Dataset records>
========
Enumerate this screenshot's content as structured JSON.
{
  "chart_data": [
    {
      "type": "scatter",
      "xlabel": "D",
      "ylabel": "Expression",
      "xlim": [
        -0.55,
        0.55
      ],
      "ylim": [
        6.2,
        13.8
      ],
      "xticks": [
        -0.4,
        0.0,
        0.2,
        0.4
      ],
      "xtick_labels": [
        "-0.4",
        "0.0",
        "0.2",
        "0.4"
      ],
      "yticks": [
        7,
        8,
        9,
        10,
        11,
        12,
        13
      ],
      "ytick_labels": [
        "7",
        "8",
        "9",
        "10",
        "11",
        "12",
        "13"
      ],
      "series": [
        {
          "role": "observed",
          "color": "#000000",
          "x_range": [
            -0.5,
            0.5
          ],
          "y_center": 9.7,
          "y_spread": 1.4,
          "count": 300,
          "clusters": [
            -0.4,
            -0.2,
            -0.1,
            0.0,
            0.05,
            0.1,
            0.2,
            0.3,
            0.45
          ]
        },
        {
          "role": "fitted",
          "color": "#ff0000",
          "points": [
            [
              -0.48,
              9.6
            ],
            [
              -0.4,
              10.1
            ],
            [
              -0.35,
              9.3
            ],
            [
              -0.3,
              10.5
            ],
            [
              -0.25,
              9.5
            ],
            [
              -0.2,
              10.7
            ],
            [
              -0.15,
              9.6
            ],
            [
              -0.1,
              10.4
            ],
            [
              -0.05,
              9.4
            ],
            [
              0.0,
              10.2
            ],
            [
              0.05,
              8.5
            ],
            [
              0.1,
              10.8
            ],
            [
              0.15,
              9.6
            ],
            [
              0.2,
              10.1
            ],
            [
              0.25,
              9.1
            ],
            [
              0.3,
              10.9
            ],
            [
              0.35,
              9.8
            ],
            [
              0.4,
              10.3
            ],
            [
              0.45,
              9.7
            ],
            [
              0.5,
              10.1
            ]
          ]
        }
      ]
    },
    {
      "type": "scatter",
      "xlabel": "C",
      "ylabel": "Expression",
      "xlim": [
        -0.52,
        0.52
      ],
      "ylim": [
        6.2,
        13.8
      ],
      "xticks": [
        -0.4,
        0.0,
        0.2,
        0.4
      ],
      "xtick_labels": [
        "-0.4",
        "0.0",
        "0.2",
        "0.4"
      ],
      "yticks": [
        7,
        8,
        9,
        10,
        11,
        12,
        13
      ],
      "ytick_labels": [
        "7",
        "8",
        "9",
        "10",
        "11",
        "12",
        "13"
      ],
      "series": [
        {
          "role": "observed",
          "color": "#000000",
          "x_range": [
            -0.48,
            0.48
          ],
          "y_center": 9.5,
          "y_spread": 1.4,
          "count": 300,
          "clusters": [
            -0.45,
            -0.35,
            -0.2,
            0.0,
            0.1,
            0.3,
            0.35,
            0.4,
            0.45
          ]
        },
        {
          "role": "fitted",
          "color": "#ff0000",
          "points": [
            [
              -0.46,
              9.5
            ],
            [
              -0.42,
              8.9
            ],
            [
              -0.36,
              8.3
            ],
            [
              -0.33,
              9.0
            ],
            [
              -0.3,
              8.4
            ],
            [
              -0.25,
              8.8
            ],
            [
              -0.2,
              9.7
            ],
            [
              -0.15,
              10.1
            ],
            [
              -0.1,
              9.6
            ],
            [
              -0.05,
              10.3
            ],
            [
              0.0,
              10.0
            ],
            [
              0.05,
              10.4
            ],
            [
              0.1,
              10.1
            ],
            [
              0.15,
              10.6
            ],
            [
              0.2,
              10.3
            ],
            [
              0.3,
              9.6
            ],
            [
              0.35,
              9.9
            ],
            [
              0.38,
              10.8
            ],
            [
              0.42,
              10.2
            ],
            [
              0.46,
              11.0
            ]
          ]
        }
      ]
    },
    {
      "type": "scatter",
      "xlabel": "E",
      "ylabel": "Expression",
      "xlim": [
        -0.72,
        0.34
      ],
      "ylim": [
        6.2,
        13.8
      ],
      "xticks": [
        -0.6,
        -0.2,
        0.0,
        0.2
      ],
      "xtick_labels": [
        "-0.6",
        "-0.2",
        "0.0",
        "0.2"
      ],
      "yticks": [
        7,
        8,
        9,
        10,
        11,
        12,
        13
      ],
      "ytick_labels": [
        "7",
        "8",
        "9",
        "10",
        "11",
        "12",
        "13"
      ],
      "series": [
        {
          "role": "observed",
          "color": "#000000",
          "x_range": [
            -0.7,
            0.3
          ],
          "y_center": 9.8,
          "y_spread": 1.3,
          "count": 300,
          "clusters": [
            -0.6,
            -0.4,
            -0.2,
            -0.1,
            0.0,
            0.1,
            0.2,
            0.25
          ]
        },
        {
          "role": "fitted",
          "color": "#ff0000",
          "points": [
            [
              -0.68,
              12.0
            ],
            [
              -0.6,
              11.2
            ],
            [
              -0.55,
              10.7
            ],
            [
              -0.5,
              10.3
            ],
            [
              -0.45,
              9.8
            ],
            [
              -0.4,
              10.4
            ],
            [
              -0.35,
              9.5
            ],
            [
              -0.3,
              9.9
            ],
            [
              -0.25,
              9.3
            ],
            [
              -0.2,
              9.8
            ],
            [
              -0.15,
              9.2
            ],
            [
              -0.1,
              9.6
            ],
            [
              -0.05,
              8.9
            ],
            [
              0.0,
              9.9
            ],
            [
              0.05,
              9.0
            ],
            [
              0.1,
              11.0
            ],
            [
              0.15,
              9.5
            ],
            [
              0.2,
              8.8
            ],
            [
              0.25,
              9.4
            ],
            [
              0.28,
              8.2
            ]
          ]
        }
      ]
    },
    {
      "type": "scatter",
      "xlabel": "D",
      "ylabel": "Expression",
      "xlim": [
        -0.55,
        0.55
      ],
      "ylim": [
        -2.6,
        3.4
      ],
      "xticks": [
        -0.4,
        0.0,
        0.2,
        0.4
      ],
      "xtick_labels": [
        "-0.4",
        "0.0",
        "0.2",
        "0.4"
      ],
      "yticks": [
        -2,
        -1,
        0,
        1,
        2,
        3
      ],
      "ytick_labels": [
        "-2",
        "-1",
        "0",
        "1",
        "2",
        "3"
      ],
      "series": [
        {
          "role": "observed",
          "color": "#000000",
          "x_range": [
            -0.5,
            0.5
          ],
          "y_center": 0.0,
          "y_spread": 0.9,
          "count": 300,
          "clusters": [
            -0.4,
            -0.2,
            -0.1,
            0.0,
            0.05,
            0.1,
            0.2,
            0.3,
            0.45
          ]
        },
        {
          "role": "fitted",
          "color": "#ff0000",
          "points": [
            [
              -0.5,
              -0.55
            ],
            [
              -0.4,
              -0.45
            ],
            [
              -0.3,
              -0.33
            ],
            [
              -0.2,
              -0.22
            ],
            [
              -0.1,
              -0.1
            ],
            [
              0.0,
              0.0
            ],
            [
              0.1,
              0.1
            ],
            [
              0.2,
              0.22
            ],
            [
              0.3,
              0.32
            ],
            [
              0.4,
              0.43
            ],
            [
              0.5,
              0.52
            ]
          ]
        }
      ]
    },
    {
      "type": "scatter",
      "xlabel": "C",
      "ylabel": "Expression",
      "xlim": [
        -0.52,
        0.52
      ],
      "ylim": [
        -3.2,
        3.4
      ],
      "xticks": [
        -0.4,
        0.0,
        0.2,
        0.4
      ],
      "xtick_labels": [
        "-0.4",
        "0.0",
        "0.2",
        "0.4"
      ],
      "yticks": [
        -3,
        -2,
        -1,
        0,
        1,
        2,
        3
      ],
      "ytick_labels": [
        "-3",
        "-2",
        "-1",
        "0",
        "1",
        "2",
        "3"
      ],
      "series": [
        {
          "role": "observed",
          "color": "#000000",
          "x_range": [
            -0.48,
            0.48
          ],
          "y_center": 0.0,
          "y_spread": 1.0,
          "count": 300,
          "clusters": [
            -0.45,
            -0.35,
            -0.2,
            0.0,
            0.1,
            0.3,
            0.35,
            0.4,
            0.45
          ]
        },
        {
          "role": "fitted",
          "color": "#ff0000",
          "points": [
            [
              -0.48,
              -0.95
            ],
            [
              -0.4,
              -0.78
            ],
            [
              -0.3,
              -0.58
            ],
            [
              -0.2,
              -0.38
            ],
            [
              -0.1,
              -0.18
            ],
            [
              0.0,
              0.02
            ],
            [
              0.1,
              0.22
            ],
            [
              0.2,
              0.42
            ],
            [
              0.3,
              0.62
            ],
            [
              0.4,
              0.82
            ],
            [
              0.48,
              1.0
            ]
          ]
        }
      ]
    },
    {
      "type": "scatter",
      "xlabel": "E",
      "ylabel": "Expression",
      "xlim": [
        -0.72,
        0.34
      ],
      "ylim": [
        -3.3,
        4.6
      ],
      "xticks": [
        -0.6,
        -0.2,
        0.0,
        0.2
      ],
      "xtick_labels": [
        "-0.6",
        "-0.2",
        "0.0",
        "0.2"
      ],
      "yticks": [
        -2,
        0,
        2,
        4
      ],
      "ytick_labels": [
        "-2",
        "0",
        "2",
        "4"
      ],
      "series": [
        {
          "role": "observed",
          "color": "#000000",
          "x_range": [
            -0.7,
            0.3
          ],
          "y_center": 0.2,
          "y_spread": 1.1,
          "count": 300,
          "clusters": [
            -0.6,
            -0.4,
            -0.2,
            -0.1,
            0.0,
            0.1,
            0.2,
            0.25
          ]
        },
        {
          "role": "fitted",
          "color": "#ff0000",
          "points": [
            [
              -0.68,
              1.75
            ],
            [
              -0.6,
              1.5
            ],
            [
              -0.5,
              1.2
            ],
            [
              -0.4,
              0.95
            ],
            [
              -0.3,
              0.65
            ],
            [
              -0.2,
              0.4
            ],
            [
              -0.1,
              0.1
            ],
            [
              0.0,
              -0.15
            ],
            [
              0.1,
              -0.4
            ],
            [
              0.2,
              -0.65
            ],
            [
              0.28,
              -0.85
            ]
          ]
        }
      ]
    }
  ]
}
========
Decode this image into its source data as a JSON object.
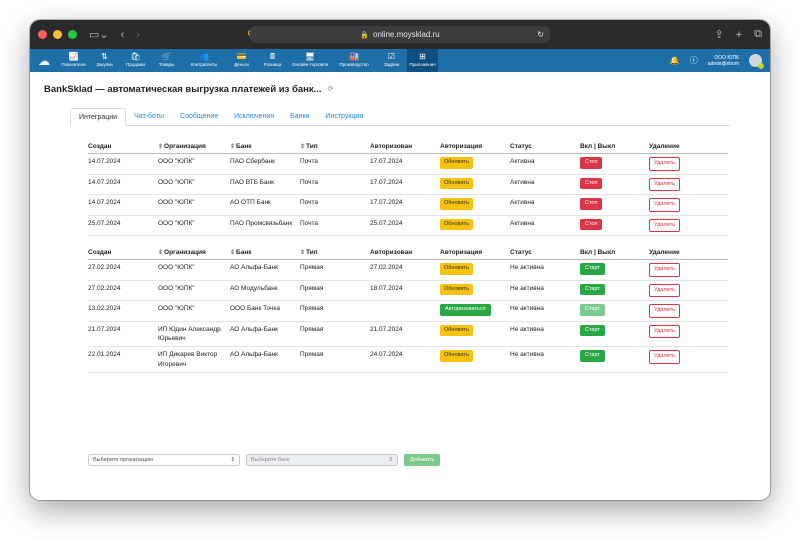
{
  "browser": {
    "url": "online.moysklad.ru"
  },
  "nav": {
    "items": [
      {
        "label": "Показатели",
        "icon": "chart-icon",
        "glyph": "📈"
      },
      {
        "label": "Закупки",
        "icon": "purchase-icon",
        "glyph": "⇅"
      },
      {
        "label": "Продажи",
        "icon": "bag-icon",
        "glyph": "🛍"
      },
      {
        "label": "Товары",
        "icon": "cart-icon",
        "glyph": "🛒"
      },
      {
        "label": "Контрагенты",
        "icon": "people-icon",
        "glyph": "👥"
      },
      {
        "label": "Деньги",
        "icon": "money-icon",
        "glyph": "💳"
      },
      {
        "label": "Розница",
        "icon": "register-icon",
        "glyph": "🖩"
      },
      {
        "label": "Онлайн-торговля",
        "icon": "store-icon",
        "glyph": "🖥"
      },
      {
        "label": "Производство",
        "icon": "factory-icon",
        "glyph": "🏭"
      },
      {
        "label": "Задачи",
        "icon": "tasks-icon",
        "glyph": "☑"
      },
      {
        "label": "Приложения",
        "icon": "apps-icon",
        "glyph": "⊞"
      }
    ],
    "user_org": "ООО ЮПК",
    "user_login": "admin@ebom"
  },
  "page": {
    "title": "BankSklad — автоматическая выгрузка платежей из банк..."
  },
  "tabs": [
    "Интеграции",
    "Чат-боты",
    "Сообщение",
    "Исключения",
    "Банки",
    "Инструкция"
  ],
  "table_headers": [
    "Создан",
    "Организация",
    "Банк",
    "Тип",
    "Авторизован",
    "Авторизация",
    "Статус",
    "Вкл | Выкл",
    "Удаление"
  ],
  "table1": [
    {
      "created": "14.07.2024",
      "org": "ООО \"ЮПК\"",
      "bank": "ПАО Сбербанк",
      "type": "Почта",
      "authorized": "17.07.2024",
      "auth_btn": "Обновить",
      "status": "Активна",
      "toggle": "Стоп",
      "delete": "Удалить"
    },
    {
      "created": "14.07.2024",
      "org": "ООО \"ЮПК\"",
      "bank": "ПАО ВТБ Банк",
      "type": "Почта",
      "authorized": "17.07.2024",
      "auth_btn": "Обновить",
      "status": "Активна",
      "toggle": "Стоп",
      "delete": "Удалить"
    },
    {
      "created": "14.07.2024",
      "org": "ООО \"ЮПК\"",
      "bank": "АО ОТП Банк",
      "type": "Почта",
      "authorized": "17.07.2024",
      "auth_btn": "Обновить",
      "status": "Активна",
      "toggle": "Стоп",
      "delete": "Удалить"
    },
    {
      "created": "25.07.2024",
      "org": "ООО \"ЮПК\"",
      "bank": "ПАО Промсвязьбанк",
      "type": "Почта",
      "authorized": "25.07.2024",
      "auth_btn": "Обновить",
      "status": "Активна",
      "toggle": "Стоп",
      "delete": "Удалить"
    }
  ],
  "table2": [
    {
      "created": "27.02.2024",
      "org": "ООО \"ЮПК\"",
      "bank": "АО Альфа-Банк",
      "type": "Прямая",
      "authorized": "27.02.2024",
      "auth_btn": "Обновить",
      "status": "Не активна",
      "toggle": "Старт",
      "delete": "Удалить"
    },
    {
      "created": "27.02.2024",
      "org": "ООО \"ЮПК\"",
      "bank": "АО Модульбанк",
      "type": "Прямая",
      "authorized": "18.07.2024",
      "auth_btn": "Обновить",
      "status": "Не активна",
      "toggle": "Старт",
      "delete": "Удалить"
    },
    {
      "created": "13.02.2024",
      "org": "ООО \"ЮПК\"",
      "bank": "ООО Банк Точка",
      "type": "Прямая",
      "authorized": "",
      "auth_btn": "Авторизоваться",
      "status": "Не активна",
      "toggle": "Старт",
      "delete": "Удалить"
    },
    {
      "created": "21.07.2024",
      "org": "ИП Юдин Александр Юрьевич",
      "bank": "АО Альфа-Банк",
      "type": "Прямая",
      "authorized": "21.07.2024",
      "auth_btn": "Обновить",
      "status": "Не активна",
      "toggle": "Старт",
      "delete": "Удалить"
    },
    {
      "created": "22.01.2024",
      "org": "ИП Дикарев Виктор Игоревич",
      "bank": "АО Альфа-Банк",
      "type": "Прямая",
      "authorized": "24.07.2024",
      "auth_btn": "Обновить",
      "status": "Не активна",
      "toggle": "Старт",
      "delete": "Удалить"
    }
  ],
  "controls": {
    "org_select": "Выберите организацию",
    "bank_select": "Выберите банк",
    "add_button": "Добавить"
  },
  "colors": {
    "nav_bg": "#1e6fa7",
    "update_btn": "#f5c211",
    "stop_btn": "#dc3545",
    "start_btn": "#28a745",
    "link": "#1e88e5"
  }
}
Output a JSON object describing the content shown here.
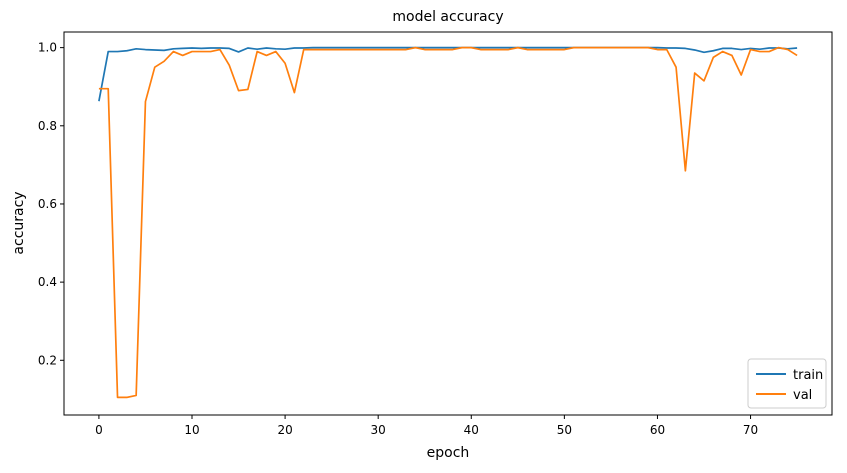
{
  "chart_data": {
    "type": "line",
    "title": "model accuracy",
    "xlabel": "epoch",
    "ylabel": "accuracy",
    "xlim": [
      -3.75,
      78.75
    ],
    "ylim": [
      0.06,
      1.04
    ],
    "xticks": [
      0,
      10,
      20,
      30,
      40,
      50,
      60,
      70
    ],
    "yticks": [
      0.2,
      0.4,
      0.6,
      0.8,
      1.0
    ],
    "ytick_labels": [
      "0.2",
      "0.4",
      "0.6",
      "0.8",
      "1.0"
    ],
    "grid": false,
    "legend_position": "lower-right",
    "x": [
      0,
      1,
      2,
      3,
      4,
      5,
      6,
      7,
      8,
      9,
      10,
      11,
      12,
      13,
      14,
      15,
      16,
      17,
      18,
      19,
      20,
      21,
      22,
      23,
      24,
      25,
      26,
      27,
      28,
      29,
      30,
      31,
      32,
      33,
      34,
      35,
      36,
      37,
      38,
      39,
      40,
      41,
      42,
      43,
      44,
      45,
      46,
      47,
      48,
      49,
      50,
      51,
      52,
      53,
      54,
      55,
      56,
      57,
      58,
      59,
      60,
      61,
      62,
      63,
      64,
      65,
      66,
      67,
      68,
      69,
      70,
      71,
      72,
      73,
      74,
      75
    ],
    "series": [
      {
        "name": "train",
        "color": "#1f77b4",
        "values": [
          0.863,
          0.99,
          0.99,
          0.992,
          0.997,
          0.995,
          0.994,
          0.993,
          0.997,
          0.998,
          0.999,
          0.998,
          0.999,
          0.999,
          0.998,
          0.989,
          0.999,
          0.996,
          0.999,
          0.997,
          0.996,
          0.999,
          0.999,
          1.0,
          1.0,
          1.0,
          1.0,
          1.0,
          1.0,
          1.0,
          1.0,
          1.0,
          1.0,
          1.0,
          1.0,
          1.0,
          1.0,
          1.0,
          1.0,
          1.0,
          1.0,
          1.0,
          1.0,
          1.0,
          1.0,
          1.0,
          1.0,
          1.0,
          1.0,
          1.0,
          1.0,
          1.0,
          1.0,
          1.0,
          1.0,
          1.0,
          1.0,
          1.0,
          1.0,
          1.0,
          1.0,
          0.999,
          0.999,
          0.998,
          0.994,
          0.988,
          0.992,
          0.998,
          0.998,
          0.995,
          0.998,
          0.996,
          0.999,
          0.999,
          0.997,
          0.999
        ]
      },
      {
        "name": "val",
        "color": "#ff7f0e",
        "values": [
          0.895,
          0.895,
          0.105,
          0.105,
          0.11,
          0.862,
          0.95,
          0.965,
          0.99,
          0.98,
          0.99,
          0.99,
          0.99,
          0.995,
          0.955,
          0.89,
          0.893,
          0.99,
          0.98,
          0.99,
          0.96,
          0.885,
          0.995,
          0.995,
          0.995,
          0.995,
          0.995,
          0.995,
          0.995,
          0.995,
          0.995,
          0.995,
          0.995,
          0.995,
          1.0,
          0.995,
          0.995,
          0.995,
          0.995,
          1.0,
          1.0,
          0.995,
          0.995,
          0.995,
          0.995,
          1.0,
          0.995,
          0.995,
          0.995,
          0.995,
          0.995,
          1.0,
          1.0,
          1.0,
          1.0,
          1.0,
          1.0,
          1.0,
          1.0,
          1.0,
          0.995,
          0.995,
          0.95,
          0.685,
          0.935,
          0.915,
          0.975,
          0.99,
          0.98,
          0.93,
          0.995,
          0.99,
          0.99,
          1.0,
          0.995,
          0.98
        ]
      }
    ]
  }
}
========
Task brief> Search the lines above for the string "title" and copy each line that has it.

Finished answer>
    "title": "BankSklad — автоматическая выгрузка платежей из банк..."
    "title": "model accuracy",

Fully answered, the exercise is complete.